PROBLEM STATEMENT
Transcribe the data word for word, starting with the line that contains "x-tick-label: Pre [168, 407, 188, 422]" and going through the end of the data, with both of those lines included.

:: PROVIDED DATA ::

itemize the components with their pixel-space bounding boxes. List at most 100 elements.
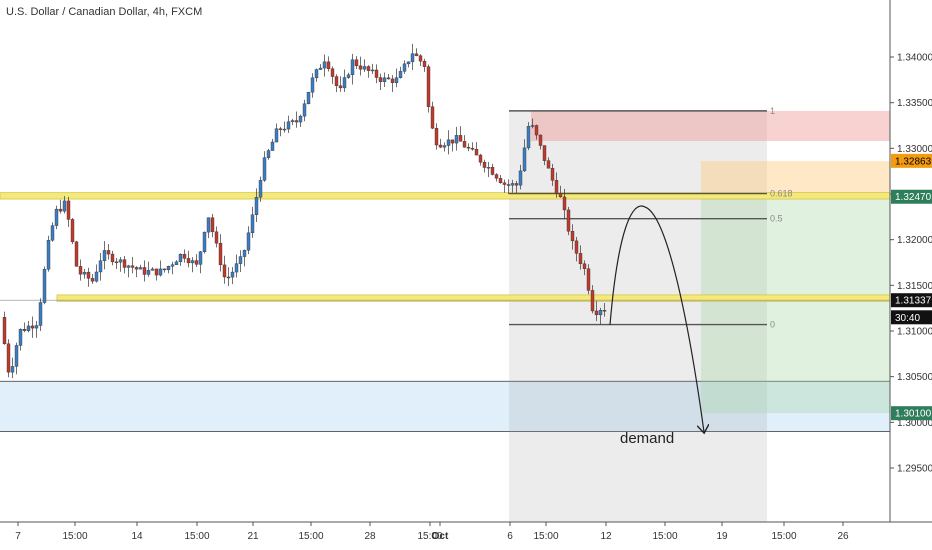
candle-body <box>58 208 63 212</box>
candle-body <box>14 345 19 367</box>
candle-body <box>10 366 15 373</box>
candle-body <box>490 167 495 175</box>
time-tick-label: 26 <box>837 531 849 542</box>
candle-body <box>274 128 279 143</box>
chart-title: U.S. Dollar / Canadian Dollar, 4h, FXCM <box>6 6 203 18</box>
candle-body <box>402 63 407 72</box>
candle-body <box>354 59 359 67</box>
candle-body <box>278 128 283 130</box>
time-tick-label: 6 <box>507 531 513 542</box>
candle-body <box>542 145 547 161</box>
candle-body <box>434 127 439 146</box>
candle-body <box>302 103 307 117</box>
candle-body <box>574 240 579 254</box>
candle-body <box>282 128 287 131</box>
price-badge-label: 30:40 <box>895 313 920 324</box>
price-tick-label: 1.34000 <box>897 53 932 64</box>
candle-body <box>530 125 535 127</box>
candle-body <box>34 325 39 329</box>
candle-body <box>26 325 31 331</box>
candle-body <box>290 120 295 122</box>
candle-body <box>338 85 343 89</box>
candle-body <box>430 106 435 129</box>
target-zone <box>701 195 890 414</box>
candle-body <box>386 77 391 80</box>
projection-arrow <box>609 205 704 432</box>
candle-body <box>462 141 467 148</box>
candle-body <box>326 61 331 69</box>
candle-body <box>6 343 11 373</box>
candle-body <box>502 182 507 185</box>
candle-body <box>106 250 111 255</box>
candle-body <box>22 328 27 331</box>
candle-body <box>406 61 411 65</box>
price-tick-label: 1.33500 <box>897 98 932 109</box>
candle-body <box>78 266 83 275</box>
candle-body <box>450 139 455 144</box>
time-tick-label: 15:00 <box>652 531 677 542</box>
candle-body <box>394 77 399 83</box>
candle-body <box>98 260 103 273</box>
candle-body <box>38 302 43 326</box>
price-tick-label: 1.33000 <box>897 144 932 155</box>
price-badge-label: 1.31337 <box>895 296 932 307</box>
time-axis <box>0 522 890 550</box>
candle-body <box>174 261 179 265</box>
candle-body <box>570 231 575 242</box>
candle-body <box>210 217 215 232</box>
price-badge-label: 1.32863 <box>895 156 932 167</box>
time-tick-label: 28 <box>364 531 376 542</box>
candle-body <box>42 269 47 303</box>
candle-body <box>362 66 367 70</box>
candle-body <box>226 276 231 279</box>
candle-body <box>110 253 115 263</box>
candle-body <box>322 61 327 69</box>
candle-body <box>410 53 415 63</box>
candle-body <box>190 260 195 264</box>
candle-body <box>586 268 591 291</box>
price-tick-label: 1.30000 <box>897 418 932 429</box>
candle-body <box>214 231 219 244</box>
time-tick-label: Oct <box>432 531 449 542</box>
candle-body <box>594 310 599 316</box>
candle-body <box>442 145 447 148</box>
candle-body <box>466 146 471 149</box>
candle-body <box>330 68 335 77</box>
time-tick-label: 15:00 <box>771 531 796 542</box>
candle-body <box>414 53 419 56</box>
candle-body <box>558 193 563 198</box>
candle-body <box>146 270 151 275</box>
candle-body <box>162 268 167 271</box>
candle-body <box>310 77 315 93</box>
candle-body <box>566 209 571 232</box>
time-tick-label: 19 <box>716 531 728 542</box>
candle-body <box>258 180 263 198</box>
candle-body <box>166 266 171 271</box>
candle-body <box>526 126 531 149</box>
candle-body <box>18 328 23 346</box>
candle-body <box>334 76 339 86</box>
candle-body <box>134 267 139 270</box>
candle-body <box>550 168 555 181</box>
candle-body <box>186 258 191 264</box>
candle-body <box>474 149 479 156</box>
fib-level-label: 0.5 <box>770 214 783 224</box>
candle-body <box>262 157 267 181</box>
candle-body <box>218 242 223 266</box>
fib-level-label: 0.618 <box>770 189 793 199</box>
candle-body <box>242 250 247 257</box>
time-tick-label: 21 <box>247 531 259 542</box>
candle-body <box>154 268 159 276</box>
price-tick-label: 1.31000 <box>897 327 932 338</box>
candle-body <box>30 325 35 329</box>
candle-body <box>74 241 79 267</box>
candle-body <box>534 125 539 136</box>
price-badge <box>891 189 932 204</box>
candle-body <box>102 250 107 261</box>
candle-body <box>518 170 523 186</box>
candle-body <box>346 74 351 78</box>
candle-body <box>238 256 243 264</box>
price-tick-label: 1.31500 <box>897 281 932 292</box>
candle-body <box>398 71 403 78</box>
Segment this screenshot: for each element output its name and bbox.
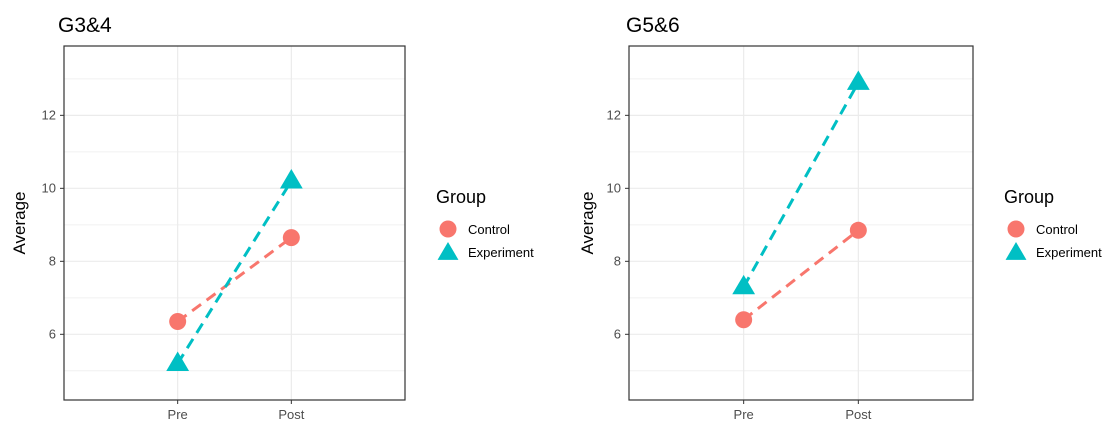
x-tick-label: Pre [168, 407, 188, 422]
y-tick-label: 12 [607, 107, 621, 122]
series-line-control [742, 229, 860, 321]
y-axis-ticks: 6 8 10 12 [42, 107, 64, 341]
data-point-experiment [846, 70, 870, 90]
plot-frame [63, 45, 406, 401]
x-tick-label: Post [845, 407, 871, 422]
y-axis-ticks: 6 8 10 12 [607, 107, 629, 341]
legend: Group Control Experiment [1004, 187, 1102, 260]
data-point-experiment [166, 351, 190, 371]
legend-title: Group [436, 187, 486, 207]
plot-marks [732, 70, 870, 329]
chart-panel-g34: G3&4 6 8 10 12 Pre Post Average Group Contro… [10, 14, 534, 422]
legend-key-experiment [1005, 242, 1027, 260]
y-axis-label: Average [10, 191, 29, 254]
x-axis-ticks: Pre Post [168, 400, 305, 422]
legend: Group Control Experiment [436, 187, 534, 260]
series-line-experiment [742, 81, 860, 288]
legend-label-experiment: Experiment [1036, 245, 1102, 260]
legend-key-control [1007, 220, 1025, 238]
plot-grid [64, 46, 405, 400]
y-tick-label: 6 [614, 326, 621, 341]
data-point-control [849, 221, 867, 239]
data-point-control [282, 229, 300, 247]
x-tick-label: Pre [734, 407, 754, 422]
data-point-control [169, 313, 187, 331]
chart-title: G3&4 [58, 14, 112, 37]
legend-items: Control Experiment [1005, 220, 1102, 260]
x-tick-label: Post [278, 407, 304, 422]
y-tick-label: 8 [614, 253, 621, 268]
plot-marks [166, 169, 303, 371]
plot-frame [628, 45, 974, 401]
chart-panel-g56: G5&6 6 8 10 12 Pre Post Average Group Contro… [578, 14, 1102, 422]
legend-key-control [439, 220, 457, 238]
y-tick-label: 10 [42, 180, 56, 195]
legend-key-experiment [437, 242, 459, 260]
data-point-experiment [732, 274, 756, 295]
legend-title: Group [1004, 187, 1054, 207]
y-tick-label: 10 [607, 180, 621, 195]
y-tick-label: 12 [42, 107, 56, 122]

:::

RESPONSE
x-tick-label: Pre [168, 407, 188, 422]
y-tick-label: 12 [607, 107, 621, 122]
series-line-control [742, 229, 860, 321]
y-axis-ticks: 6 8 10 12 [42, 107, 64, 341]
data-point-experiment [846, 70, 870, 90]
plot-frame [63, 45, 406, 401]
x-tick-label: Post [845, 407, 871, 422]
y-axis-ticks: 6 8 10 12 [607, 107, 629, 341]
legend: Group Control Experiment [1004, 187, 1102, 260]
data-point-experiment [166, 351, 190, 371]
legend-title: Group [436, 187, 486, 207]
plot-marks [732, 70, 870, 329]
chart-panel-g34: G3&4 6 8 10 12 Pre Post Average Group Contro… [10, 14, 534, 422]
legend-key-experiment [1005, 242, 1027, 260]
y-axis-label: Average [10, 191, 29, 254]
x-axis-ticks: Pre Post [168, 400, 305, 422]
legend: Group Control Experiment [436, 187, 534, 260]
series-line-experiment [742, 81, 860, 288]
legend-label-experiment: Experiment [1036, 245, 1102, 260]
legend-key-control [1007, 220, 1025, 238]
plot-grid [64, 46, 405, 400]
y-tick-label: 6 [614, 326, 621, 341]
data-point-control [849, 221, 867, 239]
data-point-control [282, 229, 300, 247]
x-tick-label: Pre [734, 407, 754, 422]
data-point-control [169, 313, 187, 331]
chart-title: G3&4 [58, 14, 112, 37]
legend-items: Control Experiment [1005, 220, 1102, 260]
x-tick-label: Post [278, 407, 304, 422]
y-tick-label: 8 [614, 253, 621, 268]
plot-marks [166, 169, 303, 371]
plot-frame [628, 45, 974, 401]
chart-panel-g56: G5&6 6 8 10 12 Pre Post Average Group Contro… [578, 14, 1102, 422]
legend-key-control [439, 220, 457, 238]
y-tick-label: 10 [42, 180, 56, 195]
legend-key-experiment [437, 242, 459, 260]
data-point-experiment [732, 274, 756, 295]
legend-title: Group [1004, 187, 1054, 207]
y-tick-label: 10 [607, 180, 621, 195]
y-tick-label: 12 [42, 107, 56, 122]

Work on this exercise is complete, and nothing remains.